### Written task
Which lines hold the string "text"? Copy every one of them.

Figure record extracts
• • • • • • •

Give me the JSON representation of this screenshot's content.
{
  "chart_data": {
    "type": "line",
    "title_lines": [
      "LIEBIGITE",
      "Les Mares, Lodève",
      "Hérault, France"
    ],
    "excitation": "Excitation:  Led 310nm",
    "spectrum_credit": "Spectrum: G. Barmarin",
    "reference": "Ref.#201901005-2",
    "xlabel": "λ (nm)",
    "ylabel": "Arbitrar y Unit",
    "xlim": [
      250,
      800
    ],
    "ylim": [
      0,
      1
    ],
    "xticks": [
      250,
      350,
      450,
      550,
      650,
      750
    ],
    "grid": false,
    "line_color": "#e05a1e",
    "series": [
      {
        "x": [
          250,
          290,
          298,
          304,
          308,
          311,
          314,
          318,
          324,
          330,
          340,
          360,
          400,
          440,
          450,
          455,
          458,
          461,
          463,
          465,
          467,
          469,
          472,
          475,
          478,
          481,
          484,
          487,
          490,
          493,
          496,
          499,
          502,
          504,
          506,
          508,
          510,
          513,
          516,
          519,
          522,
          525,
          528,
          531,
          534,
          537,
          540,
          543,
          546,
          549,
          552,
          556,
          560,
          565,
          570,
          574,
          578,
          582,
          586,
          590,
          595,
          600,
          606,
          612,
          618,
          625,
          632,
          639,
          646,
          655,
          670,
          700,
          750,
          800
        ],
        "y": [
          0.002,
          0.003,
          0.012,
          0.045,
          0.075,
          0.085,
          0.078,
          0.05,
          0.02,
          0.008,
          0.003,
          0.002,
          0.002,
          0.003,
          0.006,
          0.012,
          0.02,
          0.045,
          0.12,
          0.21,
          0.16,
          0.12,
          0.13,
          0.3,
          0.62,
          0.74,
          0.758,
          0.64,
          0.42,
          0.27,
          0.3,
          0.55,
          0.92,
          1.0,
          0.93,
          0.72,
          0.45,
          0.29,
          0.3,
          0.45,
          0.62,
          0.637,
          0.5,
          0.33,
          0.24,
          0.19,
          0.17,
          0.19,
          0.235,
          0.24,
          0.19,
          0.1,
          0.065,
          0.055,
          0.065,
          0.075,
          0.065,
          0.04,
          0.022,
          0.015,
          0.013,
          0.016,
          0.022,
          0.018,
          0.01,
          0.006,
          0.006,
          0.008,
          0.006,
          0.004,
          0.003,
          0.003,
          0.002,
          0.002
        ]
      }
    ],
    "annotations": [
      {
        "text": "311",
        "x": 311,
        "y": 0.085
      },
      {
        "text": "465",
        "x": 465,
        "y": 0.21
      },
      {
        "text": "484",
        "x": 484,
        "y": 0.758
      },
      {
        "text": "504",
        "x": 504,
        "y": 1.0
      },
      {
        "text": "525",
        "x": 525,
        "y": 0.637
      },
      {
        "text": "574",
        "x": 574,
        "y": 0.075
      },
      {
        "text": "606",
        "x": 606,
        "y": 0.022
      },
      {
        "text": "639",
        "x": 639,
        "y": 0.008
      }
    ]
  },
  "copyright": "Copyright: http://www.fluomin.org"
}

• • • • • • •

### Exercise output
        "text": "311",
        "text": "465",
        "text": "484",
        "text": "504",
        "text": "525",
        "text": "574",
        "text": "606",
        "text": "639",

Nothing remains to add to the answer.